Copy out all lines with the word "librorum" in them.

*Records*
- - -

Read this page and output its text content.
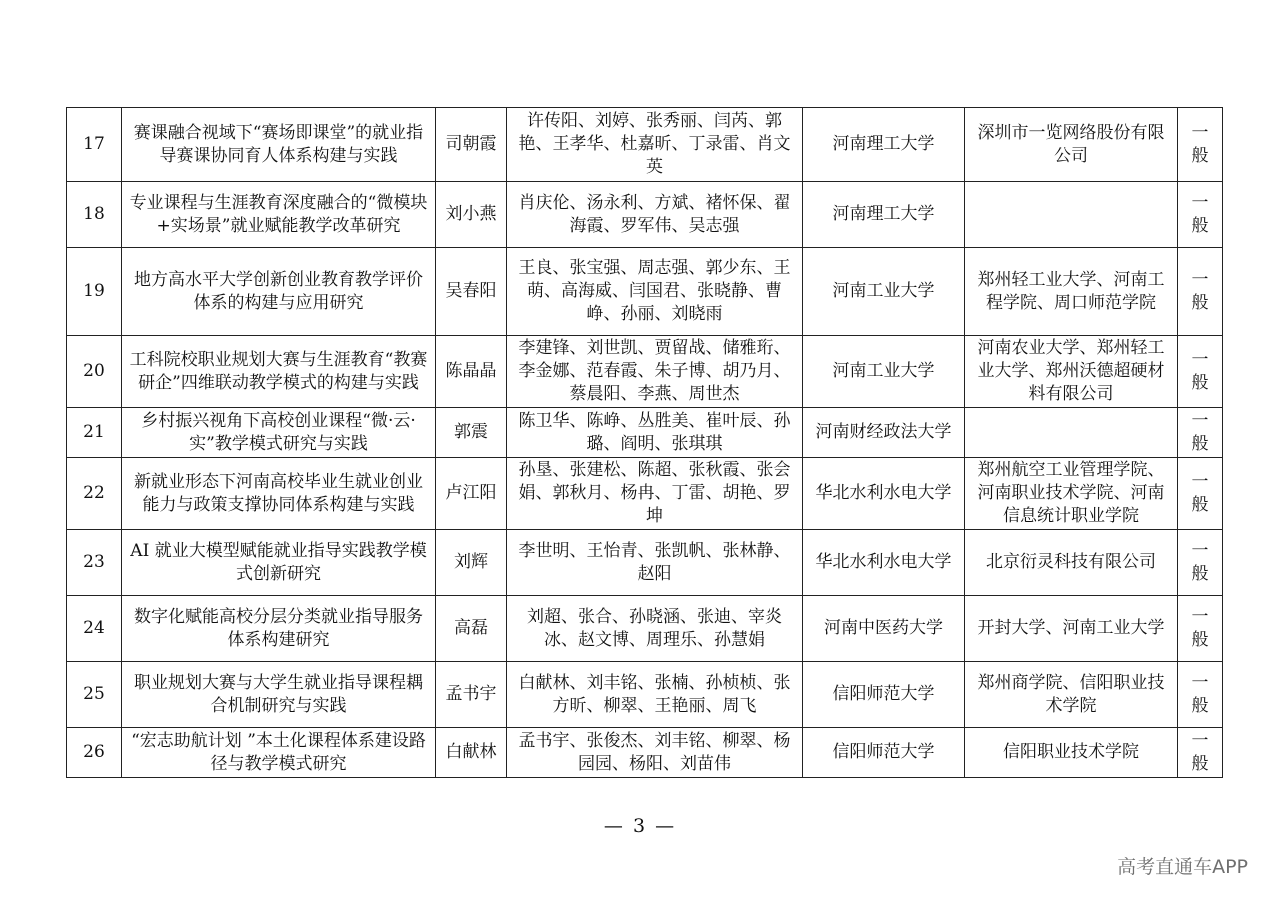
17	赛课融合视域下“赛场即课堂”的就业指导赛课协同育人体系构建与实践	司朝霞	许传阳、刘婷、张秀丽、闫芮、郭艳、王孝华、杜嘉昕、丁录雷、肖文英	河南理工大学	深圳市一览网络股份有限公司	一般
18	专业课程与生涯教育深度融合的“微模块+实场景”就业赋能教学改革研究	刘小燕	肖庆伦、汤永利、方斌、褚怀保、翟海霞、罗军伟、吴志强	河南理工大学		一般
19	地方高水平大学创新创业教育教学评价体系的构建与应用研究	吴春阳	王良、张宝强、周志强、郭少东、王萌、高海威、闫国君、张晓静、曹峥、孙丽、刘晓雨	河南工业大学	郑州轻工业大学、河南工程学院、周口师范学院	一般
20	工科院校职业规划大赛与生涯教育“教赛研企”四维联动教学模式的构建与实践	陈晶晶	李建锋、刘世凯、贾留战、储雅珩、李金娜、范春霞、朱子博、胡乃月、蔡晨阳、李燕、周世杰	河南工业大学	河南农业大学、郑州轻工业大学、郑州沃德超硬材料有限公司	一般
21	乡村振兴视角下高校创业课程“微·云·实”教学模式研究与实践	郭震	陈卫华、陈峥、丛胜美、崔叶辰、孙璐、阎明、张琪琪	河南财经政法大学		一般
22	新就业形态下河南高校毕业生就业创业能力与政策支撑协同体系构建与实践	卢江阳	孙垦、张建松、陈超、张秋霞、张会娟、郭秋月、杨冉、丁雷、胡艳、罗坤	华北水利水电大学	郑州航空工业管理学院、河南职业技术学院、河南信息统计职业学院	一般
23	AI 就业大模型赋能就业指导实践教学模式创新研究	刘辉	李世明、王怡青、张凯帆、张林静、赵阳	华北水利水电大学	北京衍灵科技有限公司	一般
24	数字化赋能高校分层分类就业指导服务体系构建研究	高磊	刘超、张合、孙晓涵、张迪、宰炎冰、赵文博、周理乐、孙慧娟	河南中医药大学	开封大学、河南工业大学	一般
25	职业规划大赛与大学生就业指导课程耦合机制研究与实践	孟书宇	白献林、刘丰铭、张楠、孙桢桢、张方昕、柳翠、王艳丽、周飞	信阳师范大学	郑州商学院、信阳职业技术学院	一般
26	“宏志助航计划 ”本土化课程体系建设路径与教学模式研究	白献林	孟书宇、张俊杰、刘丰铭、柳翠、杨园园、杨阳、刘苗伟	信阳师范大学	信阳职业技术学院	一般
— 3 —
高考直通车APP
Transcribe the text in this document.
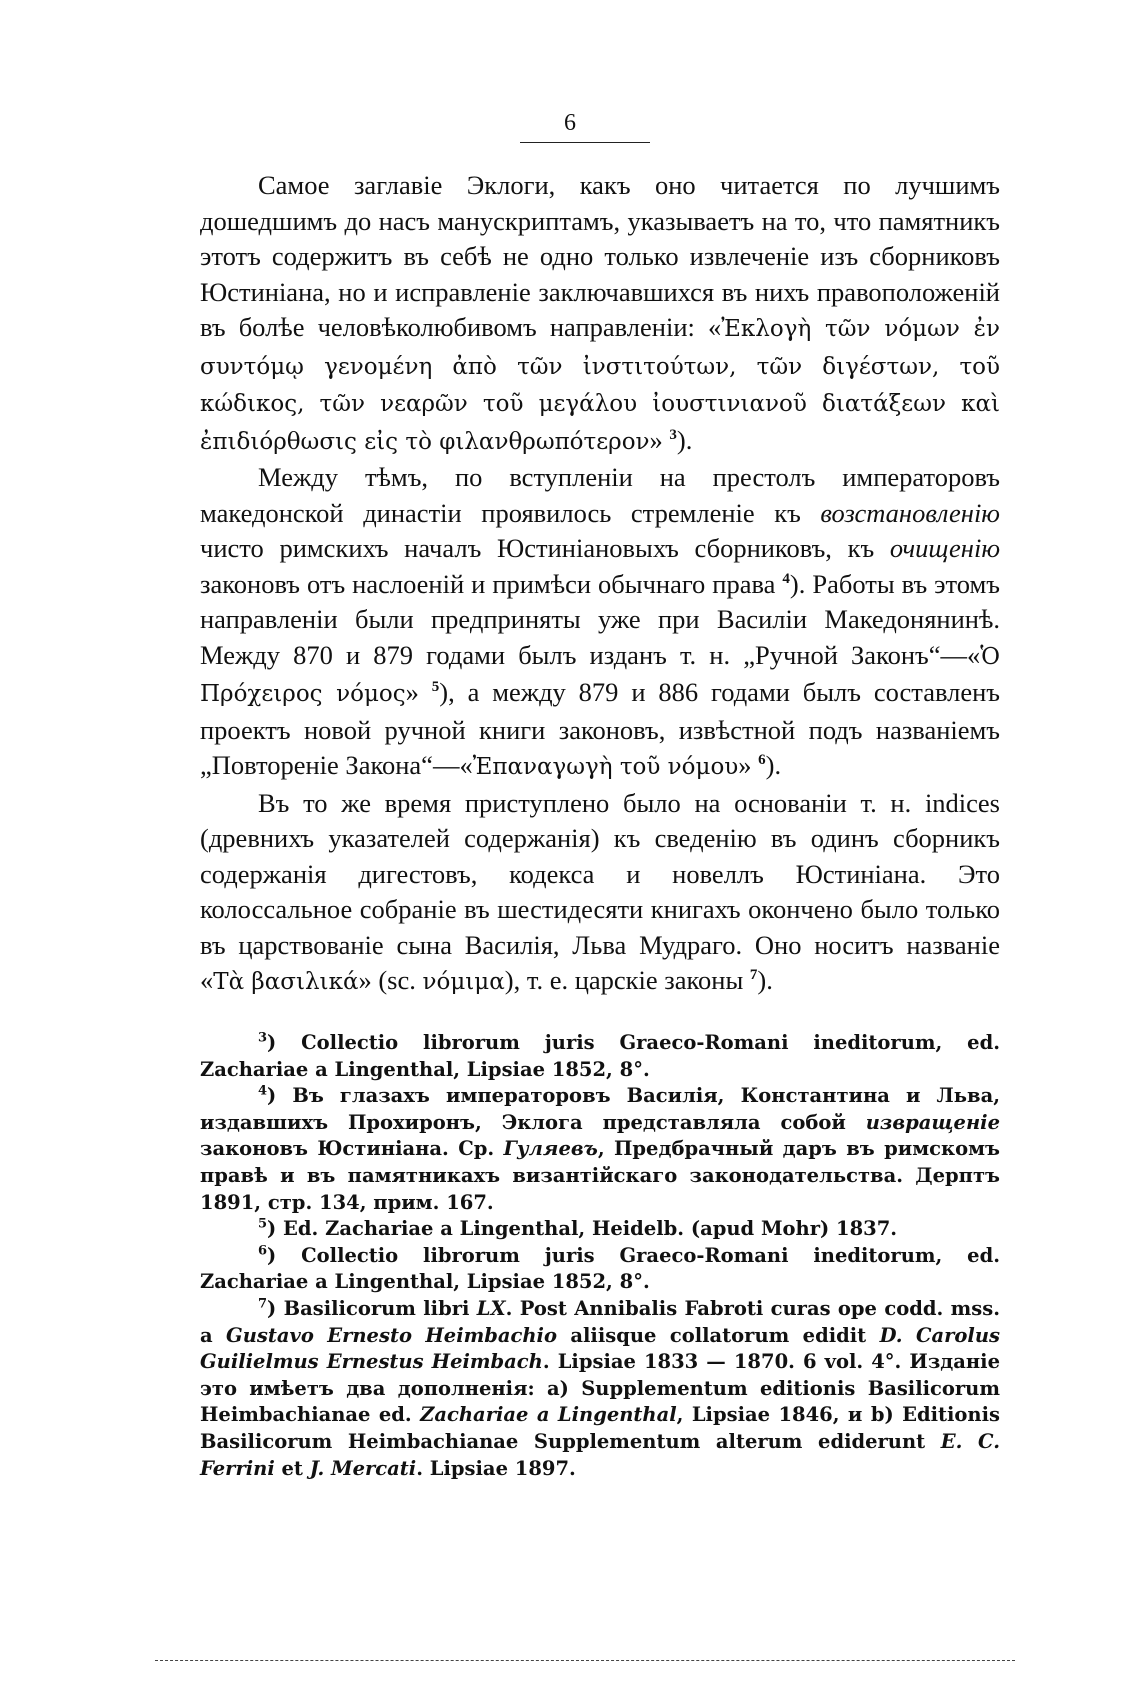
6

Самое заглавіе Эклоги, какъ оно читается по лучшимъ дошедшимъ до насъ манускриптамъ, указываетъ на то, что памятникъ этотъ содержитъ въ себѣ не одно только извлеченіе изъ сборниковъ Юстиніана, но и исправленіе заключавшихся въ нихъ правоположеній въ болѣе человѣколюбивомъ направленіи: «Ἐκλογὴ τῶν νόμων ἐν συντόμῳ γενομένη ἀπὸ τῶν ἰνστιτούτων, τῶν διγέστων, τοῦ κώδικος, τῶν νεαρῶν τοῦ μεγάλου ἰουστινιανοῦ διατάξεων καὶ ἐπιδιόρθωσις εἰς τὸ φιλανθρωπότερον» $^3$).

Между тѣмъ, по вступленіи на престолъ императоровъ македонской династіи проявилось стремленіе къ возстановленію чисто римскихъ началъ Юстиніановыхъ сборниковъ, къ очищенію законовъ отъ наслоеній и примѣси обычнаго права $^4$). Работы въ этомъ направленіи были предприняты уже при Василіи Македонянинѣ. Между 870 и 879 годами былъ изданъ т. н. „Ручной Законъ“—«Ὁ Πρόχειρος νόμος» $^5$), а между 879 и 886 годами былъ составленъ проектъ новой ручной книги законовъ, извѣстной подъ названіемъ „Повтореніе Закона“—«Ἐπαναγωγὴ τοῦ νόμου» $^6$).

Въ то же время приступлено было на основаніи т. н. indices (древнихъ указателей содержанія) къ сведенію въ одинъ сборникъ содержанія дигестовъ, кодекса и новеллъ Юстиніана. Это колоссальное собраніе въ шестидесяти книгахъ окончено было только въ царствованіе сына Василія, Льва Мудраго. Оно носитъ названіе «Τὰ βασιλικά» (sc. νόμιμα), т. е. царскіе законы $^7$).

$^3$) Collectio librorum juris Graeco-Romani ineditorum, ed. Zachariae a Lingenthal, Lipsiae 1852, 8°.

$^4$) Въ глазахъ императоровъ Василія, Константина и Льва, издавшихъ Прохиронъ, Эклога представляла собой извращеніе законовъ Юстиніана. Ср. Гуляевъ, Предбрачный даръ въ римскомъ правѣ и въ памятникахъ византійскаго законодательства. Дерптъ 1891, стр. 134, прим. 167.

$^5$) Ed. Zachariae a Lingenthal, Heidelb. (apud Mohr) 1837.

$^6$) Collectio librorum juris Graeco-Romani ineditorum, ed. Zachariae a Lingenthal, Lipsiae 1852, 8°.

$^7$) Basilicorum libri LX. Post Annibalis Fabroti curas ope codd. mss. a Gustavo Ernesto Heimbachio aliisque collatorum edidit D. Carolus Guilielmus Ernestus Heimbach. Lipsiae 1833 — 1870. 6 vol. 4°. Изданіе это имѣетъ два дополненія: a) Supplementum editionis Basilicorum Heimbachianae ed. Zachariae a Lingenthal, Lipsiae 1846, и b) Editionis Basilicorum Heimbachianae Supplementum alterum ediderunt E. C. Ferrini et J. Mercati. Lipsiae 1897.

- - -

*Task result*
$^3$) Collectio librorum juris Graeco-Romani ineditorum, ed. Zachariae a Lingenthal, Lipsiae 1852, 8°.
$^6$) Collectio librorum juris Graeco-Romani ineditorum, ed. Zachariae a Lingenthal, Lipsiae 1852, 8°.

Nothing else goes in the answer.